++++ Extracted data ++++
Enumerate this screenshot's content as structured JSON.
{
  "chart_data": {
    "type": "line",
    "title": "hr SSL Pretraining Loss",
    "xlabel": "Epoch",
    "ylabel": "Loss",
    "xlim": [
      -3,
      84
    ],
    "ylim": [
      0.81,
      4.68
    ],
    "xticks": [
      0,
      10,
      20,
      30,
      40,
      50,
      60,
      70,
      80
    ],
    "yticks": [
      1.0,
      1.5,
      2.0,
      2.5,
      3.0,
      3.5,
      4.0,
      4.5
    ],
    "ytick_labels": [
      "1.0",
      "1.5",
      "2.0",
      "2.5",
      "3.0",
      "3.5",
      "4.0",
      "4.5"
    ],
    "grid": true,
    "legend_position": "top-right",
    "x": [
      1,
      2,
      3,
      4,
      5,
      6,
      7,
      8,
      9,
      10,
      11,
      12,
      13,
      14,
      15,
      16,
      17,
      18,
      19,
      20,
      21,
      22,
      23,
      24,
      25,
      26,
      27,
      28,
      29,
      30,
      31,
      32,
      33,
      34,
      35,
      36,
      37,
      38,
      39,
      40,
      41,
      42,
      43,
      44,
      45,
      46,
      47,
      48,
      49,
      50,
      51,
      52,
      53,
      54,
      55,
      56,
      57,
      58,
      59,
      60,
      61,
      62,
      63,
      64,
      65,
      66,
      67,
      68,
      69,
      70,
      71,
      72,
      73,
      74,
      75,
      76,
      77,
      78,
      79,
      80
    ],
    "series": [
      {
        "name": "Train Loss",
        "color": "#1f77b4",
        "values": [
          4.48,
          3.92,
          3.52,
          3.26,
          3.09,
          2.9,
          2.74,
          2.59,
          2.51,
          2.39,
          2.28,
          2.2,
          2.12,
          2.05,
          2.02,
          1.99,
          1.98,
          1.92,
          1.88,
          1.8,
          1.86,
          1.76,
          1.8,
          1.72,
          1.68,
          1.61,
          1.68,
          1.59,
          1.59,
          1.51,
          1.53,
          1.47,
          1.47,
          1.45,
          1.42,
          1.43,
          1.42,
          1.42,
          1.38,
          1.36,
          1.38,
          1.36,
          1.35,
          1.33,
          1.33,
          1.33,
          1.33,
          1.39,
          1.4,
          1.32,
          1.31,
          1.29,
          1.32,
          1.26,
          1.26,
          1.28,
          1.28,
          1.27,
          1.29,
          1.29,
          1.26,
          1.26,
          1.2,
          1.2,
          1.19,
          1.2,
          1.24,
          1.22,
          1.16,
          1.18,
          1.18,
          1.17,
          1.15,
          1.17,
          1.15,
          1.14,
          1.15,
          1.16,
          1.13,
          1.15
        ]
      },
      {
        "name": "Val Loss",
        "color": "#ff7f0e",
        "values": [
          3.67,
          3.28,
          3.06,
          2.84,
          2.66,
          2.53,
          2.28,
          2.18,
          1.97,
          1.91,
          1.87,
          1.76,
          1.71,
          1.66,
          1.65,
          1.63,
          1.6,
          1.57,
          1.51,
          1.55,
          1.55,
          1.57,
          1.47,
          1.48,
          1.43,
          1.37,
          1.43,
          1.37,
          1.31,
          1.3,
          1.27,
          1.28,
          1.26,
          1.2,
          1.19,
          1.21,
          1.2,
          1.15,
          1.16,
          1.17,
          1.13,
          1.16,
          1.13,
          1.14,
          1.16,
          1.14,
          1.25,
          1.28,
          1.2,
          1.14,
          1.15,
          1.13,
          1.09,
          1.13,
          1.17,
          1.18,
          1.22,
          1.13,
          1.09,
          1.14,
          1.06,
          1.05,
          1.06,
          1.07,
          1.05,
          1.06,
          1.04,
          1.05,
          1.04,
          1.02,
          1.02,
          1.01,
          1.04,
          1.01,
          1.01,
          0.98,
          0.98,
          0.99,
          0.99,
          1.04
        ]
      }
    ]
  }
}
++++
What is required -> How many lines of these entries hold the string "Loss"? Answer with the number alone.

Reply to the task -> 4